>> START
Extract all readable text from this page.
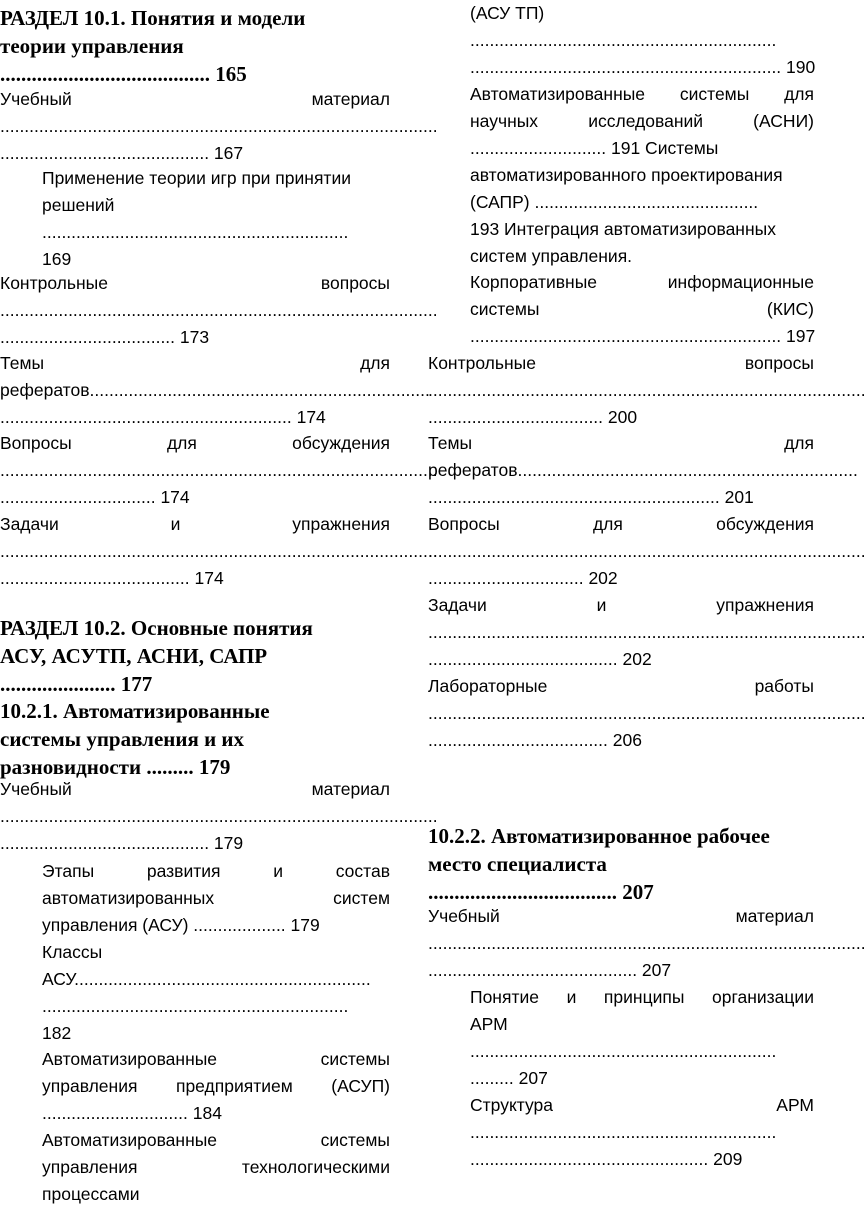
РАЗДЕЛ 10.1. Понятия и модели
теории управления
........................................ 165
Учебный	материал
..........................................................................................
........................................... 167
Применение теории игр при принятии
решений
...............................................................
169
Контрольные	вопросы
..........................................................................................
.................................... 173
Темы	для
рефератов......................................................................
............................................................ 174
Вопросы	для	обсуждения
..........................................................................................
................................ 174
Задачи	и	упражнения
..........................................................................................
....................................... 174
РАЗДЕЛ 10.2. Основные понятия
АСУ, АСУТП, АСНИ, САПР
...................... 177
10.2.1. Автоматизированные
системы управления и их
разновидности ......... 179
Учебный	материал
..........................................................................................
........................................... 179
Этапы	развития	и	состав
автоматизированных	систем
управления (АСУ) ................... 179
Классы
АСУ.............................................................
...............................................................
182
Автоматизированные	системы
управления предприятием (АСУП)
.............................. 184
Автоматизированные	системы
управления	технологическими
процессами
(АСУ ТП)
...............................................................
................................................................ 190
Автоматизированные системы для
научных	исследований	(АСНИ)
............................ 191 Системы
автоматизированного проектирования
(САПР) ..............................................
193 Интеграция автоматизированных
систем управления.
Корпоративные	информационные
системы	(КИС)
................................................................ 197
Контрольные	вопросы
..........................................................................................
.................................... 200
Темы	для
рефератов......................................................................
............................................................ 201
Вопросы	для	обсуждения
..........................................................................................
................................ 202
Задачи	и	упражнения
..........................................................................................
....................................... 202
Лабораторные	работы
..........................................................................................
..................................... 206
10.2.2. Автоматизированное рабочее
место специалиста
.................................... 207
Учебный	материал
..........................................................................................
........................................... 207
Понятие и принципы организации
АРМ
...............................................................
......... 207
Структура	АРМ
...............................................................
................................................. 209
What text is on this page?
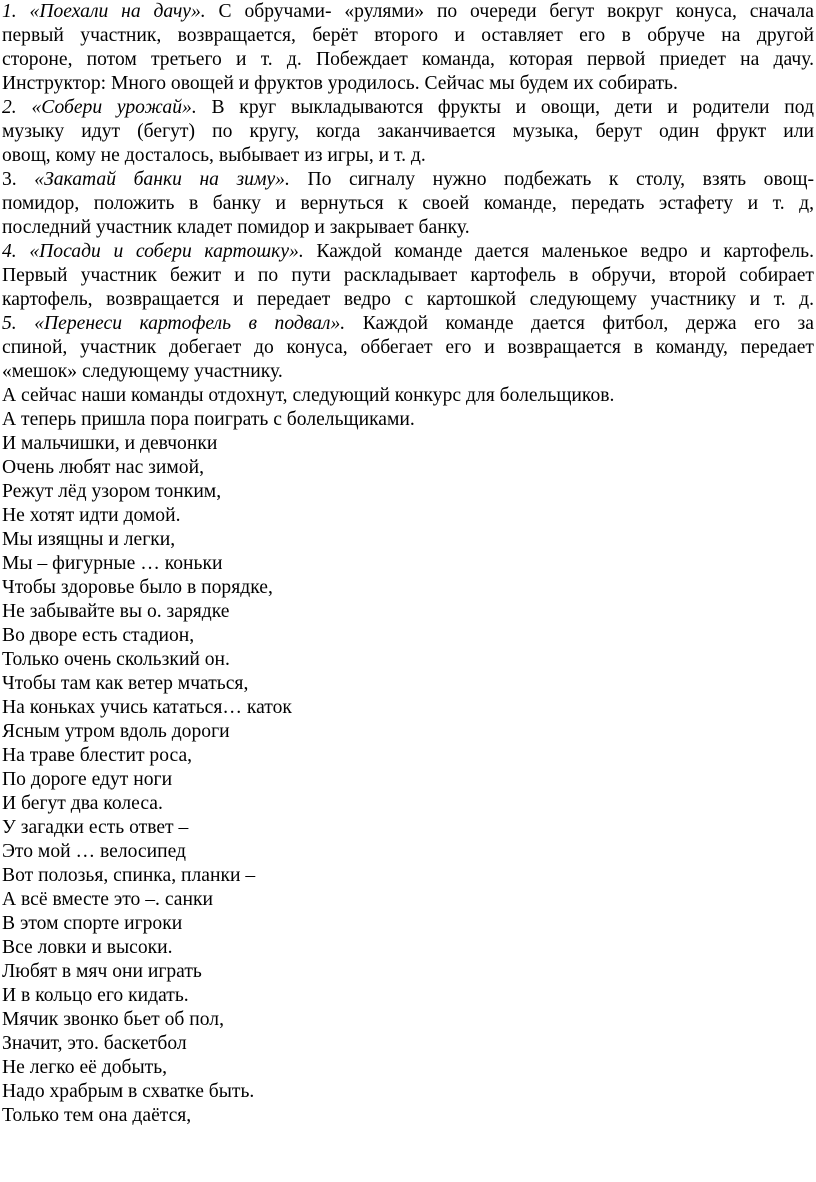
1. «Поехали на дачу». С обручами- «рулями» по очереди бегут вокруг конуса, сначала
первый участник, возвращается, берёт второго и оставляет его в обруче на другой
стороне, потом третьего и т. д. Побеждает команда, которая первой приедет на дачу.
Инструктор: Много овощей и фруктов уродилось. Сейчас мы будем их собирать.
2. «Собери урожай». В круг выкладываются фрукты и овощи, дети и родители под
музыку идут (бегут) по кругу, когда заканчивается музыка, берут один фрукт или
овощ, кому не досталось, выбывает из игры, и т. д.
3. «Закатай банки на зиму». По сигналу нужно подбежать к столу, взять овощ-
помидор, положить в банку и вернуться к своей команде, передать эстафету и т. д,
последний участник кладет помидор и закрывает банку.
4. «Посади и собери картошку». Каждой команде дается маленькое ведро и картофель.
Первый участник бежит и по пути раскладывает картофель в обручи, второй собирает
картофель, возвращается и передает ведро с картошкой следующему участнику и т. д.
5. «Перенеси картофель в подвал». Каждой команде дается фитбол, держа его за
спиной, участник добегает до конуса, оббегает его и возвращается в команду, передает
«мешок» следующему участнику.
А сейчас наши команды отдохнут, следующий конкурс для болельщиков.
А теперь пришла пора поиграть с болельщиками.
И мальчишки, и девчонки
Очень любят нас зимой,
Режут лёд узором тонким,
Не хотят идти домой.
Мы изящны и легки,
Мы – фигурные … коньки
Чтобы здоровье было в порядке,
Не забывайте вы о. зарядке
Во дворе есть стадион,
Только очень скользкий он.
Чтобы там как ветер мчаться,
На коньках учись кататься… каток
Ясным утром вдоль дороги
На траве блестит роса,
По дороге едут ноги
И бегут два колеса.
У загадки есть ответ –
Это мой … велосипед
Вот полозья, спинка, планки –
А всё вместе это –. санки
В этом спорте игроки
Все ловки и высоки.
Любят в мяч они играть
И в кольцо его кидать.
Мячик звонко бьет об пол,
Значит, это. баскетбол
Не легко её добыть,
Надо храбрым в схватке быть.
Только тем она даётся,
>> END
§ **Goal of the exercise**: In the copy, include all records verbatim but no images.

§ **Written reply**:
Extract all readable text from this page.
РАЗДЕЛ 10.1. Понятия и модели
теории управления
........................................ 165
Учебный	материал
..........................................................................................
........................................... 167
Применение теории игр при принятии
решений
...............................................................
169
Контрольные	вопросы
..........................................................................................
.................................... 173
Темы	для
рефератов......................................................................
............................................................ 174
Вопросы	для	обсуждения
..........................................................................................
................................ 174
Задачи	и	упражнения
..........................................................................................
....................................... 174
РАЗДЕЛ 10.2. Основные понятия
АСУ, АСУТП, АСНИ, САПР
...................... 177
10.2.1. Автоматизированные
системы управления и их
разновидности ......... 179
Учебный	материал
..........................................................................................
........................................... 179
Этапы	развития	и	состав
автоматизированных	систем
управления (АСУ) ................... 179
Классы
АСУ.............................................................
...............................................................
182
Автоматизированные	системы
управления предприятием (АСУП)
.............................. 184
Автоматизированные	системы
управления	технологическими
процессами
(АСУ ТП)
...............................................................
................................................................ 190
Автоматизированные системы для
научных	исследований	(АСНИ)
............................ 191 Системы
автоматизированного проектирования
(САПР) ..............................................
193 Интеграция автоматизированных
систем управления.
Корпоративные	информационные
системы	(КИС)
................................................................ 197
Контрольные	вопросы
..........................................................................................
.................................... 200
Темы	для
рефератов......................................................................
............................................................ 201
Вопросы	для	обсуждения
..........................................................................................
................................ 202
Задачи	и	упражнения
..........................................................................................
....................................... 202
Лабораторные	работы
..........................................................................................
..................................... 206
10.2.2. Автоматизированное рабочее
место специалиста
.................................... 207
Учебный	материал
..........................................................................................
........................................... 207
Понятие и принципы организации
АРМ
...............................................................
......... 207
Структура	АРМ
...............................................................
................................................. 209
What text is on this page?
1. «Поехали на дачу». С обручами- «рулями» по очереди бегут вокруг конуса, сначала
первый участник, возвращается, берёт второго и оставляет его в обруче на другой
стороне, потом третьего и т. д. Побеждает команда, которая первой приедет на дачу.
Инструктор: Много овощей и фруктов уродилось. Сейчас мы будем их собирать.
2. «Собери урожай». В круг выкладываются фрукты и овощи, дети и родители под
музыку идут (бегут) по кругу, когда заканчивается музыка, берут один фрукт или
овощ, кому не досталось, выбывает из игры, и т. д.
3. «Закатай банки на зиму». По сигналу нужно подбежать к столу, взять овощ-
помидор, положить в банку и вернуться к своей команде, передать эстафету и т. д,
последний участник кладет помидор и закрывает банку.
4. «Посади и собери картошку». Каждой команде дается маленькое ведро и картофель.
Первый участник бежит и по пути раскладывает картофель в обручи, второй собирает
картофель, возвращается и передает ведро с картошкой следующему участнику и т. д.
5. «Перенеси картофель в подвал». Каждой команде дается фитбол, держа его за
спиной, участник добегает до конуса, оббегает его и возвращается в команду, передает
«мешок» следующему участнику.
А сейчас наши команды отдохнут, следующий конкурс для болельщиков.
А теперь пришла пора поиграть с болельщиками.
И мальчишки, и девчонки
Очень любят нас зимой,
Режут лёд узором тонким,
Не хотят идти домой.
Мы изящны и легки,
Мы – фигурные … коньки
Чтобы здоровье было в порядке,
Не забывайте вы о. зарядке
Во дворе есть стадион,
Только очень скользкий он.
Чтобы там как ветер мчаться,
На коньках учись кататься… каток
Ясным утром вдоль дороги
На траве блестит роса,
По дороге едут ноги
И бегут два колеса.
У загадки есть ответ –
Это мой … велосипед
Вот полозья, спинка, планки –
А всё вместе это –. санки
В этом спорте игроки
Все ловки и высоки.
Любят в мяч они играть
И в кольцо его кидать.
Мячик звонко бьет об пол,
Значит, это. баскетбол
Не легко её добыть,
Надо храбрым в схватке быть.
Только тем она даётся,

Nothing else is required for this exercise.